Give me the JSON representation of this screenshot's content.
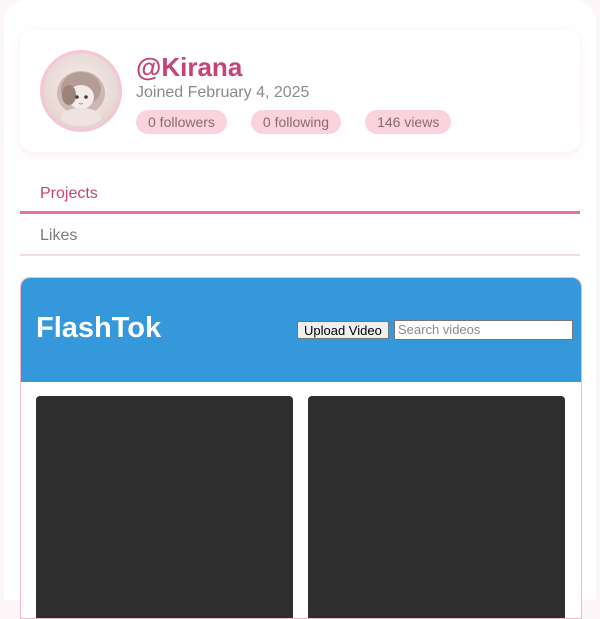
{
  "profile": {
    "username": "@Kirana",
    "joined": "Joined February 4, 2025",
    "stats": {
      "followers": "0 followers",
      "following": "0 following",
      "views": "146 views"
    }
  },
  "tabs": {
    "projects": "Projects",
    "likes": "Likes"
  },
  "embed": {
    "app_title": "FlashTok",
    "upload_label": "Upload Video",
    "search_placeholder": "Search videos"
  },
  "colors": {
    "accent": "#c2447a",
    "tab_underline": "#e96fa8",
    "stat_pill": "#fbd3de",
    "app_header": "#3498db",
    "video_tile": "#2e2e2e"
  }
}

Exercise =
Output the entries above exactly. Drop the pictures.

Reply to the task =
Give me the JSON representation of this screenshot's content.
{
  "profile": {
    "username": "@Kirana",
    "joined": "Joined February 4, 2025",
    "stats": {
      "followers": "0 followers",
      "following": "0 following",
      "views": "146 views"
    }
  },
  "tabs": {
    "projects": "Projects",
    "likes": "Likes"
  },
  "embed": {
    "app_title": "FlashTok",
    "upload_label": "Upload Video",
    "search_placeholder": "Search videos"
  },
  "colors": {
    "accent": "#c2447a",
    "tab_underline": "#e96fa8",
    "stat_pill": "#fbd3de",
    "app_header": "#3498db",
    "video_tile": "#2e2e2e"
  }
}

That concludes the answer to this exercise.